* _Short exercise A_
Translate this sentence from the blog post about the conference panel into Spanish: "I realize the titles in this panel are particularly abstract."
* _Short exercise B_
Write the next part of the blog post about the conference panel on utopias and pluralism, picking up after its final sentence.
Start Text provided
This is the conference that kept me sane and intellectually challenged over the years.  The people here pulled me into the larger issues that underlay the everyday things.  I realize the titles in this panel are particularly abstract.  But these are important intellectual challenges that push the boundaries of what I know and force me to question what I know.  This conference is probably the basic source of the title of this blog. 

Concurrent Session II, Session #2
Friday May 31, 2013
1:00 pm

Panel: “Utopias, Pluralisms, and Modes of Inquiry”


“Interpreting Governance: On Dystopian and Utopian Modes of Knowing”
Mark Bevir, University of California, Berkeley
This paper explores the relationship between forms of knowledge and utopian and dystopian visions. I offer a dystopian view of formal and technocratic knowledge: such knowledge erodes democracy and leads to policy failure, for it privileges experts and ignores the creativity of human agents. Thereafter I turn to the type of knowledge needed to sustain a humanist democracy and the scholarly and political practices associated with such knowledge. I emphasize the importance of an interpretive social science that allows properly for intentionality, historicism, and reflexivity. This interpretivism entails a more decentred approach to public administration – and approach I illustrate by considering work on policy networks and governance. Finally, the paper concludes by discussing the implications of the argument for policymaking: practitioners should adopt: an eclectic approach to data, a suspicion of formal models and frameworks, and a greater role for storytelling.

“Ontology Beyond Typology: Pluralism, Onto-theology, and Afoundationalism in Public Administration”
Thomas Catlaw, Arizona State University
Much work in social science has elaborated the ways in which the “ontological” assumptions of a paradigm, framework, or conceptual scheme are connected to the epistemological and methodological possibilities of those frameworks. Drawing on the work of Alain Badiou, this paper argues that, by and large, efforts to typologize social scientific paradigms share an underlying commitment to ontotheology, or the utopian proposition that Being is One. This paper elaborates the various ways in which this proposition is expressed and argues that this commitment retains a stumbling block to the development of an open, pluralistic approach to social science. The paper presents Badiou’s ontology of the pure multiple as an alternative way of approaching ontological questions and to rethinking the grounds for pluralism in social inquiry."
End Text provided
Start Stored records
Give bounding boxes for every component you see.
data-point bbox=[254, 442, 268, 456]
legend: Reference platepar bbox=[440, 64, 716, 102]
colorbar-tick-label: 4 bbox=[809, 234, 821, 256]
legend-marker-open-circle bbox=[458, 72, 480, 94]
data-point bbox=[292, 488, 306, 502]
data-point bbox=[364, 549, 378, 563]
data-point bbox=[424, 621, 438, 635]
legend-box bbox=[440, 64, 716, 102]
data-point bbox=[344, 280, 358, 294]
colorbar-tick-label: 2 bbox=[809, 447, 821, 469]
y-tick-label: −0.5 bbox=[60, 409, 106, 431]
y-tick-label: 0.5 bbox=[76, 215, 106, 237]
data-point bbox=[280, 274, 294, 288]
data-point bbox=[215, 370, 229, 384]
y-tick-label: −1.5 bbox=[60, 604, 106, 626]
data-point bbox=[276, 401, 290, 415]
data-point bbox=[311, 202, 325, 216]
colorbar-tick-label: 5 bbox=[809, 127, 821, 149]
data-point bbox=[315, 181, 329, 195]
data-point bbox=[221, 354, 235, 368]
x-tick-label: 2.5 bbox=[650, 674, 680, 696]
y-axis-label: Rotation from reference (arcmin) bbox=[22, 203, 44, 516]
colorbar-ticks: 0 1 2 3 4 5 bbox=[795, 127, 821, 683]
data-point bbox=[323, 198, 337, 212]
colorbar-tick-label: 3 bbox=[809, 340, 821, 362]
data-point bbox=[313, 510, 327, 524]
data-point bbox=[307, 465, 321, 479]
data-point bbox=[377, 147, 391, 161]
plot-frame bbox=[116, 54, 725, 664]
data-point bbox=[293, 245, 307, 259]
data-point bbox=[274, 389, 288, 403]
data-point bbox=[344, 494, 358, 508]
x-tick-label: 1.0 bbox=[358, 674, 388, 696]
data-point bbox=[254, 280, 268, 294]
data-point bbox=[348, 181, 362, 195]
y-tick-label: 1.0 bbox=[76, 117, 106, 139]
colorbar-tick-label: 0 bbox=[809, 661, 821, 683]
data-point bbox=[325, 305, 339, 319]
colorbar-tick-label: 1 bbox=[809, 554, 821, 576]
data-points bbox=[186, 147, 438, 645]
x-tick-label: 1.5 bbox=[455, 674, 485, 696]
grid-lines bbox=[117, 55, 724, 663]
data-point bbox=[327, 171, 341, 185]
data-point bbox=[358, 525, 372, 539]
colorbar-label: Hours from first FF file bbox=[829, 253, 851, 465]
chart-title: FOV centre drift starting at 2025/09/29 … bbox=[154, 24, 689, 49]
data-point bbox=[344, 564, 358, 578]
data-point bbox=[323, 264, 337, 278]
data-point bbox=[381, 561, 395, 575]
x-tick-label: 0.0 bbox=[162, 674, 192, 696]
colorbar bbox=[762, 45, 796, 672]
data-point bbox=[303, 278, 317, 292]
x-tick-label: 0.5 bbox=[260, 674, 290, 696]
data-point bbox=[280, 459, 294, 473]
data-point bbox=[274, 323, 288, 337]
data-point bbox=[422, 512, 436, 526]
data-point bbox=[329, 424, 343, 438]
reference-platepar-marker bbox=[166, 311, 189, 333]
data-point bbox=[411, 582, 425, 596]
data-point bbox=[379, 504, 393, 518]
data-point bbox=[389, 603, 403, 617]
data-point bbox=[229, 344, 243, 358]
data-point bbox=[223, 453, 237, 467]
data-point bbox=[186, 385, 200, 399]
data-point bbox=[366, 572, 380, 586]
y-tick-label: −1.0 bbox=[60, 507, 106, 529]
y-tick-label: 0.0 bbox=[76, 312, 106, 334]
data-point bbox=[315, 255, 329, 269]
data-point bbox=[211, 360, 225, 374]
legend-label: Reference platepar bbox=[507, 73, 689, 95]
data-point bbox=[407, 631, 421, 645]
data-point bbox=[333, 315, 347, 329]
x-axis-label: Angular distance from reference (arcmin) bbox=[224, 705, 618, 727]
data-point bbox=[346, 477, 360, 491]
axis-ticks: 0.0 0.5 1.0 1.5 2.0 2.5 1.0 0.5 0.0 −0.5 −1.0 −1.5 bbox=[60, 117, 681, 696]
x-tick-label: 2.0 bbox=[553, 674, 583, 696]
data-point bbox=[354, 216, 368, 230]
End Stored records
* _Exercise output A_
Me doy cuenta de que los títulos de este panel son particularmente abstractos.

* _Exercise output B_
“Khōra: An Inquiry into Polytopian Philosophy”
Dragan Stanisevski, Mississippi State University
The proposed paper examines polytopian philosophy as an envisioning of plural societies (many-places) that could be both utopian (no-place) and eutopian (good-place) (Landi, 1536, in Tucker, 2003). The paper first looks at polytopia through Kristeva’s lens as a philosophy of inclusion (1977, 1984, 1993, 1994). The paper then connects polytopian philosophy to Derrida’s (1995) discussion of Plato’s khōra. Khōra is a space that is simultaneously an evading receptacle and an erasure and as such does not give an established architecture, but it allows an opportunity to deliberatively participate in the process of co-creation of polytopian narrative(s) of societies to be (Derrida and Eisenman, 1997, pp. 35-36). Polytopian philosophy enables us to think of possibilities of better societies where differences could meet again and again without imposition of ideological absolutes (see Mannheim, 1936).

Moderator/Discussant: Louis Howe, University of West Georgia


The folks listening

Louis Howe did a great job as moderator, giving a seemingly rambling, but clearly well thought out, set of comments and reactions and questions for each presenter.  He was self-deprecating and funny in the lowest key possible way.  And as, he said, this was a really challenging set of papers. 







I don't think I can blog too much of the conference.  This is far more challenging than blogging, say, the legislature or the redistricting board. 

Monday, May 13, 2013

"Governance and the Utopian Imagination."


I proposed to the conference organizers that we make this a little more personal - what in public administration stirred our own utopian imaginations?  I reasoned: 

Most of us in PATnet have either pursued a doctoral degree and/or a career in the academic field of public administration.
So I thought it useful to ponder:
  1. why we have committed so much of our time and abilities to this field
  2. whether we have found what we were looking for or have been disappointed.  
  3. what we hoped  to get in the field when we began,
  4. what we got, and
  5. what recommendations we have for people starting out today and for the field of public administration.

I got word that people on the organizing committee liked the idea but didn't know how to fit it into the schedule.  Staci Zavataro contacted me about a Tweet Up and as we talked we came up with the idea of an  ongoing side conversation before, during, and perhaps, after the conference.


Think of this as a movable session the flows throughout the conference and that people can participate in this session in different ways.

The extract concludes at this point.